─── DATA TO PROCESS

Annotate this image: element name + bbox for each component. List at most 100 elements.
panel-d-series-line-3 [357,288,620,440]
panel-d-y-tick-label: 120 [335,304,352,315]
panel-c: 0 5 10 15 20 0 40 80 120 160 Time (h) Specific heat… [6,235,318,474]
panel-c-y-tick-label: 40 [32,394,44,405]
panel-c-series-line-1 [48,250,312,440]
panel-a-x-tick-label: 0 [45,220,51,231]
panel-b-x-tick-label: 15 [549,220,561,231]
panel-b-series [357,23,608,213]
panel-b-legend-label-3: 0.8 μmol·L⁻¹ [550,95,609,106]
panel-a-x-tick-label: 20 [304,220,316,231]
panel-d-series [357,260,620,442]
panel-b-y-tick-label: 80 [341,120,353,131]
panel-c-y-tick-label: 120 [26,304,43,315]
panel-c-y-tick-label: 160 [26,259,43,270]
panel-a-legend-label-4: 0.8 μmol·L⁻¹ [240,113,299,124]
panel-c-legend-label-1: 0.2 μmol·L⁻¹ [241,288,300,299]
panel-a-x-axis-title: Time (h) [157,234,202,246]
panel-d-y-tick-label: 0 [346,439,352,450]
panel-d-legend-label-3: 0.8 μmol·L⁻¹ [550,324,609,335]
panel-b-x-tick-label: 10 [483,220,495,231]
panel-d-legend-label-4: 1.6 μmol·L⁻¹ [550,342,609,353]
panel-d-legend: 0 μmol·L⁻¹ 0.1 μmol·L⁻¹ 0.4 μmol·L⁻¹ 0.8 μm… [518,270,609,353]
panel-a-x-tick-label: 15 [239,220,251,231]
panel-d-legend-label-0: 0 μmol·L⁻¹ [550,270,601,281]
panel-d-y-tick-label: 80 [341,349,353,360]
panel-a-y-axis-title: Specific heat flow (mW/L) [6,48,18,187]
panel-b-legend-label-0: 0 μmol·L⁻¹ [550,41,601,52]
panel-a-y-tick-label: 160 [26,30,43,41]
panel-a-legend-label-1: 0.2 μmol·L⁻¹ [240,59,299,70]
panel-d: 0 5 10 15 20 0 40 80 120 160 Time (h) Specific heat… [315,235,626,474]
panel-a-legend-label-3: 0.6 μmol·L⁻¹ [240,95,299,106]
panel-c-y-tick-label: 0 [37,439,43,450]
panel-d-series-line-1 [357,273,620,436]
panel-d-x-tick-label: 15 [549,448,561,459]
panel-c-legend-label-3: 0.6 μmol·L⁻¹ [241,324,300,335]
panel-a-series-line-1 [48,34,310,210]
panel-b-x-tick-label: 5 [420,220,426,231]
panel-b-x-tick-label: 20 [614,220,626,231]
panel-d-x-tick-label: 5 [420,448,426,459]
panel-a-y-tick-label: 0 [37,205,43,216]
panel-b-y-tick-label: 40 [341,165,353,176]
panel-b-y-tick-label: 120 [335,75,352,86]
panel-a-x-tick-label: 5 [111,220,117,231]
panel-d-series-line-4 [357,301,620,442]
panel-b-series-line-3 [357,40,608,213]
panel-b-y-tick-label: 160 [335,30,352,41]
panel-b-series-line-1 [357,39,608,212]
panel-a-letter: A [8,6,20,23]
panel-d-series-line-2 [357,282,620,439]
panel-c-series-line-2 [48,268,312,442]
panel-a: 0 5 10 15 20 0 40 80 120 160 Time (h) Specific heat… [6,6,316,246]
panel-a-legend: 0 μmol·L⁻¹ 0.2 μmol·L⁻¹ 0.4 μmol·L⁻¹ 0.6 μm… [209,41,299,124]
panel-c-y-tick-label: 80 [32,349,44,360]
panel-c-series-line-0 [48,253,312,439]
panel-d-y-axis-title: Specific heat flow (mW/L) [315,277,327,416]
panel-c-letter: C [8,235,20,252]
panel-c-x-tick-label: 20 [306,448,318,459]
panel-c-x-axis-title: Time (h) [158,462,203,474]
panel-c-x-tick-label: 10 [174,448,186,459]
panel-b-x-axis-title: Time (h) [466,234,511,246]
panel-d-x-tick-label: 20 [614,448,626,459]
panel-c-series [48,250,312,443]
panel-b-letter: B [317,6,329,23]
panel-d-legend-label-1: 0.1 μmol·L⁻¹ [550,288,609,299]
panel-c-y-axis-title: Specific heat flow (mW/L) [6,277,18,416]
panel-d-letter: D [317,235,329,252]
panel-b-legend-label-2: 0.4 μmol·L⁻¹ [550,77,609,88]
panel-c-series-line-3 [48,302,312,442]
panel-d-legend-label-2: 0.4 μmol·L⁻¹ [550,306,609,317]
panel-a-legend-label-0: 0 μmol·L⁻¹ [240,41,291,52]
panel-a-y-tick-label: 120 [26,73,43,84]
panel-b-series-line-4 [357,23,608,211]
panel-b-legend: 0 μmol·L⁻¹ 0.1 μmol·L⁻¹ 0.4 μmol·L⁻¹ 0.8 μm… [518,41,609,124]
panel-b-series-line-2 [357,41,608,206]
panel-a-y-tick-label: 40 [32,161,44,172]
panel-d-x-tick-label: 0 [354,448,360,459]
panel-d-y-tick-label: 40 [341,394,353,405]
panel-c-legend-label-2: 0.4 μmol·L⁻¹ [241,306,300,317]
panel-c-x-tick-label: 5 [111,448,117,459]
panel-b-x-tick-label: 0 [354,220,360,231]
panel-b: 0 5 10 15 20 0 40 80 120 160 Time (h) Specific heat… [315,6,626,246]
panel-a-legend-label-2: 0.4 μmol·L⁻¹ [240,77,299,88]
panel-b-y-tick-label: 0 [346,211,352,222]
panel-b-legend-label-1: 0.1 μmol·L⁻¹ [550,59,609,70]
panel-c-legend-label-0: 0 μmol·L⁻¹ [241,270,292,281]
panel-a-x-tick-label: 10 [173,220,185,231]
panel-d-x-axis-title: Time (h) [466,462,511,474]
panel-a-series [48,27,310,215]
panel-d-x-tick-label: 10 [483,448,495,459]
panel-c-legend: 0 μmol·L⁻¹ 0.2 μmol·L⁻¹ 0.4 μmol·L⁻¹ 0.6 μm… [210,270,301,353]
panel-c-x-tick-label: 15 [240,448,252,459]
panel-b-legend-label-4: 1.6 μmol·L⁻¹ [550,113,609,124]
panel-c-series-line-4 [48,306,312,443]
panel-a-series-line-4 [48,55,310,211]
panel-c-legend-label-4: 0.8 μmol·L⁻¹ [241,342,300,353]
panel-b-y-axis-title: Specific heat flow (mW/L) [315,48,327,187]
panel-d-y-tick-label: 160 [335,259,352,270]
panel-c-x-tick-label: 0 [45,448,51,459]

──────

• **PROMPT**
Give every line above as a JSON list of strings, one string per line, with blank lines left out.

• **OUTPUT**
[
  "Annotate this image: element name + bbox for each component. List at most 100 elements.",
  "panel-d-series-line-3 [357,288,620,440]",
  "panel-d-y-tick-label: 120 [335,304,352,315]",
  "panel-c: 0 5 10 15 20 0 40 80 120 160 Time (h) Specific heat… [6,235,318,474]",
  "panel-c-y-tick-label: 40 [32,394,44,405]",
  "panel-c-series-line-1 [48,250,312,440]",
  "panel-a-x-tick-label: 0 [45,220,51,231]",
  "panel-b-x-tick-label: 15 [549,220,561,231]",
  "panel-b-series [357,23,608,213]",
  "panel-b-legend-label-3: 0.8 μmol·L⁻¹ [550,95,609,106]",
  "panel-a-x-tick-label: 20 [304,220,316,231]",
  "panel-d-series [357,260,620,442]",
  "panel-b-y-tick-label: 80 [341,120,353,131]",
  "panel-c-y-tick-label: 120 [26,304,43,315]",
  "panel-c-y-tick-label: 160 [26,259,43,270]",
  "panel-a-legend-label-4: 0.8 μmol·L⁻¹ [240,113,299,124]",
  "panel-c-legend-label-1: 0.2 μmol·L⁻¹ [241,288,300,299]",
  "panel-a-x-axis-title: Time (h) [157,234,202,246]",
  "panel-d-y-tick-label: 0 [346,439,352,450]",
  "panel-d-legend-label-3: 0.8 μmol·L⁻¹ [550,324,609,335]",
  "panel-b-x-tick-label: 10 [483,220,495,231]",
  "panel-d-legend-label-4: 1.6 μmol·L⁻¹ [550,342,609,353]",
  "panel-d-legend: 0 μmol·L⁻¹ 0.1 μmol·L⁻¹ 0.4 μmol·L⁻¹ 0.8 μm… [518,270,609,353]",
  "panel-a-x-tick-label: 15 [239,220,251,231]",
  "panel-d-legend-label-0: 0 μmol·L⁻¹ [550,270,601,281]",
  "panel-d-y-tick-label: 80 [341,349,353,360]",
  "panel-a-y-axis-title: Specific heat flow (mW/L) [6,48,18,187]",
  "panel-b-legend-label-0: 0 μmol·L⁻¹ [550,41,601,52]",
  "panel-a-y-tick-label: 160 [26,30,43,41]",
  "panel-a-legend-label-1: 0.2 μmol·L⁻¹ [240,59,299,70]",
  "panel-d: 0 5 10 15 20 0 40 80 120 160 Time (h) Specific heat… [315,235,626,474]",
  "panel-a-legend-label-3: 0.6 μmol·L⁻¹ [240,95,299,106]",
  "panel-c-y-tick-label: 0 [37,439,43,450]",
  "panel-d-series-line-1 [357,273,620,436]",
  "panel-d-x-tick-label: 15 [549,448,561,459]",
  "panel-c-legend-label-3: 0.6 μmol·L⁻¹ [241,324,300,335]",
  "panel-a-series-line-1 [48,34,310,210]",
  "panel-b-x-tick-label: 5 [420,220,426,231]",
  "panel-b-x-tick-label: 20 [614,220,626,231]",
  "panel-d-x-tick-label: 5 [420,448,426,459]",
  "panel-a-y-tick-label: 0 [37,205,43,216]",
  "panel-b-y-tick-label: 40 [341,165,353,176]",
  "panel-b-y-tick-label: 120 [335,75,352,86]",
  "panel-a-x-tick-label: 5 [111,220,117,231]",
  "panel-d-series-line-4 [357,301,620,442]",
  "panel-b-series-line-3 [357,40,608,213]",
  "panel-b-y-tick-label: 160 [335,30,352,41]",
  "panel-b-series-line-1 [357,39,608,212]",
  "panel-a-letter: A [8,6,20,23]",
  "panel-d-series-line-2 [357,282,620,439]",
  "panel-c-series-line-2 [48,268,312,442]",
  "panel-a: 0 5 10 15 20 0 40 80 120 160 Time (h) Specific heat… [6,6,316,246]",
  "panel-a-legend: 0 μmol·L⁻¹ 0.2 μmol·L⁻¹ 0.4 μmol·L⁻¹ 0.6 μm… [209,41,299,124]",
  "panel-c-y-tick-label: 80 [32,349,44,360]",
  "panel-c-series-line-0 [48,253,312,439]",
  "panel-d-y-axis-title: Specific heat flow (mW/L) [315,277,327,416]",
  "panel-c-letter: C [8,235,20,252]",
  "panel-c-x-tick-label: 20 [306,448,318,459]",
  "panel-c-x-axis-title: Time (h) [158,462,203,474]",
  "panel-c-x-tick-label: 10 [174,448,186,459]",
  "panel-b-x-axis-title: Time (h) [466,234,511,246]",
  "panel-d-x-tick-label: 20 [614,448,626,459]",
  "panel-c-series [48,250,312,443]",
  "panel-b-letter: B [317,6,329,23]",
  "panel-d-legend-label-1: 0.1 μmol·L⁻¹ [550,288,609,299]",
  "panel-c-y-axis-title: Specific heat flow (mW/L) [6,277,18,416]",
  "panel-d-letter: D [317,235,329,252]",
  "panel-b-legend-label-2: 0.4 μmol·L⁻¹ [550,77,609,88]",
  "panel-c-series-line-3 [48,302,312,442]",
  "panel-d-legend-label-2: 0.4 μmol·L⁻¹ [550,306,609,317]",
  "panel-a-legend-label-0: 0 μmol·L⁻¹ [240,41,291,52]",
  "panel-a-y-tick-label: 120 [26,73,43,84]",
  "panel-b-series-line-4 [357,23,608,211]",
  "panel-b-legend: 0 μmol·L⁻¹ 0.1 μmol·L⁻¹ 0.4 μmol·L⁻¹ 0.8 μm… [518,41,609,124]",
  "panel-b-series-line-2 [357,41,608,206]",
  "panel-a-y-tick-label: 40 [32,161,44,172]",
  "panel-d-x-tick-label: 0 [354,448,360,459]",
  "panel-d-y-tick-label: 40 [341,394,353,405]",
  "panel-c-legend-label-2: 0.4 μmol·L⁻¹ [241,306,300,317]",
  "panel-c-x-tick-label: 5 [111,448,117,459]",
  "panel-b-x-tick-label: 0 [354,220,360,231]",
  "panel-b: 0 5 10 15 20 0 40 80 120 160 Time (h) Specific heat… [315,6,626,246]",
  "panel-a-legend-label-2: 0.4 μmol·L⁻¹ [240,77,299,88]",
  "panel-b-y-tick-label: 0 [346,211,352,222]",
  "panel-b-legend-label-1: 0.1 μmol·L⁻¹ [550,59,609,70]",
  "panel-c-legend-label-0: 0 μmol·L⁻¹ [241,270,292,281]",
  "panel-a-x-tick-label: 10 [173,220,185,231]",
  "panel-d-x-axis-title: Time (h) [466,462,511,474]",
  "panel-a-series [48,27,310,215]",
  "panel-d-x-tick-label: 10 [483,448,495,459]",
  "panel-c-legend: 0 μmol·L⁻¹ 0.2 μmol·L⁻¹ 0.4 μmol·L⁻¹ 0.6 μm… [210,270,301,353]",
  "panel-c-x-tick-label: 15 [240,448,252,459]",
  "panel-b-legend-label-4: 1.6 μmol·L⁻¹ [550,113,609,124]",
  "panel-c-series-line-4 [48,306,312,443]",
  "panel-a-series-line-4 [48,55,310,211]",
  "panel-c-legend-label-4: 0.8 μmol·L⁻¹ [241,342,300,353]",
  "panel-b-y-axis-title: Specific heat flow (mW/L) [315,48,327,187]",
  "panel-d-y-tick-label: 160 [335,259,352,270]",
  "panel-c-x-tick-label: 0 [45,448,51,459]"
]